• _Stated goal_
Every entry must be copied word for word.

• _Material supplied_
** BEGIN **
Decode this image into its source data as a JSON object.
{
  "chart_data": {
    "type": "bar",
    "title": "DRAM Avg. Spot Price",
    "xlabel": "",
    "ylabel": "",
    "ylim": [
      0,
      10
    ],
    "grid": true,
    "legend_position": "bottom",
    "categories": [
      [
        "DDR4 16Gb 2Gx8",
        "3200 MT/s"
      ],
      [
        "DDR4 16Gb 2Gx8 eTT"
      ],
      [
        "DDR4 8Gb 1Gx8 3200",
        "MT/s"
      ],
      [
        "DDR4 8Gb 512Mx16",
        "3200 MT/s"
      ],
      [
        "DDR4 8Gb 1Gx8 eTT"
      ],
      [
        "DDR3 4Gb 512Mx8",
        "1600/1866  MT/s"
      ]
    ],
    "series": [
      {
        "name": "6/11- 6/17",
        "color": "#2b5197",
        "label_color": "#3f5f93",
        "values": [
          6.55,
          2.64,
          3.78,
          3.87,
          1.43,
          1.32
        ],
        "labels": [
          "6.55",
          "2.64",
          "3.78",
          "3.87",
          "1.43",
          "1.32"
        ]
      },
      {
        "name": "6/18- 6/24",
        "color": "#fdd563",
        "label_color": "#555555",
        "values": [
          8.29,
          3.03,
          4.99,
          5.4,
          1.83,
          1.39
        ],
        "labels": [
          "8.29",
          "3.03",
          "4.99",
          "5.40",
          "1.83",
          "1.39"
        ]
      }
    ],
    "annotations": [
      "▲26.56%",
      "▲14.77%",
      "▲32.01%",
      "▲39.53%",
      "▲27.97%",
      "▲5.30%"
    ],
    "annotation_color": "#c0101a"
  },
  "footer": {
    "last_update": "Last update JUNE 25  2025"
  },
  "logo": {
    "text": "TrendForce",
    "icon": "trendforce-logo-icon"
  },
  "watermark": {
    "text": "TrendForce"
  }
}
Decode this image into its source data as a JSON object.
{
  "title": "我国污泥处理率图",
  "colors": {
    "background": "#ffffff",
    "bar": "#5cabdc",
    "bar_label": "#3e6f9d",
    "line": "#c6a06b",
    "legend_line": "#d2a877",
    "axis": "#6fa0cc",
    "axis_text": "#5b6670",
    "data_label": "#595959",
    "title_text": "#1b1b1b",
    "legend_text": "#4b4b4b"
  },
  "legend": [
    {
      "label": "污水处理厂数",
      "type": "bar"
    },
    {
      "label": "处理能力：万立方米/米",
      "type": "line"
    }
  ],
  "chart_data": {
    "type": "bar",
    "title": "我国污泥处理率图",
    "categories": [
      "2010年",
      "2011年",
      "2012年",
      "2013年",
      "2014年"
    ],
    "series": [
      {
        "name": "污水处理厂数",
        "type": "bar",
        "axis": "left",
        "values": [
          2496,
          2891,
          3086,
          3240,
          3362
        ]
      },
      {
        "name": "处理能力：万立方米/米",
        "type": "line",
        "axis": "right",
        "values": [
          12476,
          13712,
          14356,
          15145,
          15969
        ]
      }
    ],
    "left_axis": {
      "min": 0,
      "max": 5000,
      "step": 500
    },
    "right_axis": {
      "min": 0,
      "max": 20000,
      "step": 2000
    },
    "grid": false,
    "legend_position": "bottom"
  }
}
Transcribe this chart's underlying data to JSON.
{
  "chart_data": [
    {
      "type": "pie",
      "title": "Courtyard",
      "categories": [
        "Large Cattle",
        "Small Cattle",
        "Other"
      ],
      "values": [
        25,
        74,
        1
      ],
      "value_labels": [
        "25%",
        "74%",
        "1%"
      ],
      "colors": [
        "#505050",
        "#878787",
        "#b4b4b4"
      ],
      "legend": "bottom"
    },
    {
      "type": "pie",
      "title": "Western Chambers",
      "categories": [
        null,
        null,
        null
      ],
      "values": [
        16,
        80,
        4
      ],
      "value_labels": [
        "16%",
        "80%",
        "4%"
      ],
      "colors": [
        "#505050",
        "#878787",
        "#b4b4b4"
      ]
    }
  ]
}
** END **
• _Task result_
Decode this image into its source data as a JSON object.
{
  "chart_data": {
    "type": "bar",
    "title": "DRAM Avg. Spot Price",
    "xlabel": "",
    "ylabel": "",
    "ylim": [
      0,
      10
    ],
    "grid": true,
    "legend_position": "bottom",
    "categories": [
      [
        "DDR4 16Gb 2Gx8",
        "3200 MT/s"
      ],
      [
        "DDR4 16Gb 2Gx8 eTT"
      ],
      [
        "DDR4 8Gb 1Gx8 3200",
        "MT/s"
      ],
      [
        "DDR4 8Gb 512Mx16",
        "3200 MT/s"
      ],
      [
        "DDR4 8Gb 1Gx8 eTT"
      ],
      [
        "DDR3 4Gb 512Mx8",
        "1600/1866  MT/s"
      ]
    ],
    "series": [
      {
        "name": "6/11- 6/17",
        "color": "#2b5197",
        "label_color": "#3f5f93",
        "values": [
          6.55,
          2.64,
          3.78,
          3.87,
          1.43,
          1.32
        ],
        "labels": [
          "6.55",
          "2.64",
          "3.78",
          "3.87",
          "1.43",
          "1.32"
        ]
      },
      {
        "name": "6/18- 6/24",
        "color": "#fdd563",
        "label_color": "#555555",
        "values": [
          8.29,
          3.03,
          4.99,
          5.4,
          1.83,
          1.39
        ],
        "labels": [
          "8.29",
          "3.03",
          "4.99",
          "5.40",
          "1.83",
          "1.39"
        ]
      }
    ],
    "annotations": [
      "▲26.56%",
      "▲14.77%",
      "▲32.01%",
      "▲39.53%",
      "▲27.97%",
      "▲5.30%"
    ],
    "annotation_color": "#c0101a"
  },
  "footer": {
    "last_update": "Last update JUNE 25  2025"
  },
  "logo": {
    "text": "TrendForce",
    "icon": "trendforce-logo-icon"
  },
  "watermark": {
    "text": "TrendForce"
  }
}
Decode this image into its source data as a JSON object.
{
  "title": "我国污泥处理率图",
  "colors": {
    "background": "#ffffff",
    "bar": "#5cabdc",
    "bar_label": "#3e6f9d",
    "line": "#c6a06b",
    "legend_line": "#d2a877",
    "axis": "#6fa0cc",
    "axis_text": "#5b6670",
    "data_label": "#595959",
    "title_text": "#1b1b1b",
    "legend_text": "#4b4b4b"
  },
  "legend": [
    {
      "label": "污水处理厂数",
      "type": "bar"
    },
    {
      "label": "处理能力：万立方米/米",
      "type": "line"
    }
  ],
  "chart_data": {
    "type": "bar",
    "title": "我国污泥处理率图",
    "categories": [
      "2010年",
      "2011年",
      "2012年",
      "2013年",
      "2014年"
    ],
    "series": [
      {
        "name": "污水处理厂数",
        "type": "bar",
        "axis": "left",
        "values": [
          2496,
          2891,
          3086,
          3240,
          3362
        ]
      },
      {
        "name": "处理能力：万立方米/米",
        "type": "line",
        "axis": "right",
        "values": [
          12476,
          13712,
          14356,
          15145,
          15969
        ]
      }
    ],
    "left_axis": {
      "min": 0,
      "max": 5000,
      "step": 500
    },
    "right_axis": {
      "min": 0,
      "max": 20000,
      "step": 2000
    },
    "grid": false,
    "legend_position": "bottom"
  }
}
Transcribe this chart's underlying data to JSON.
{
  "chart_data": [
    {
      "type": "pie",
      "title": "Courtyard",
      "categories": [
        "Large Cattle",
        "Small Cattle",
        "Other"
      ],
      "values": [
        25,
        74,
        1
      ],
      "value_labels": [
        "25%",
        "74%",
        "1%"
      ],
      "colors": [
        "#505050",
        "#878787",
        "#b4b4b4"
      ],
      "legend": "bottom"
    },
    {
      "type": "pie",
      "title": "Western Chambers",
      "categories": [
        null,
        null,
        null
      ],
      "values": [
        16,
        80,
        4
      ],
      "value_labels": [
        "16%",
        "80%",
        "4%"
      ],
      "colors": [
        "#505050",
        "#878787",
        "#b4b4b4"
      ]
    }
  ]
}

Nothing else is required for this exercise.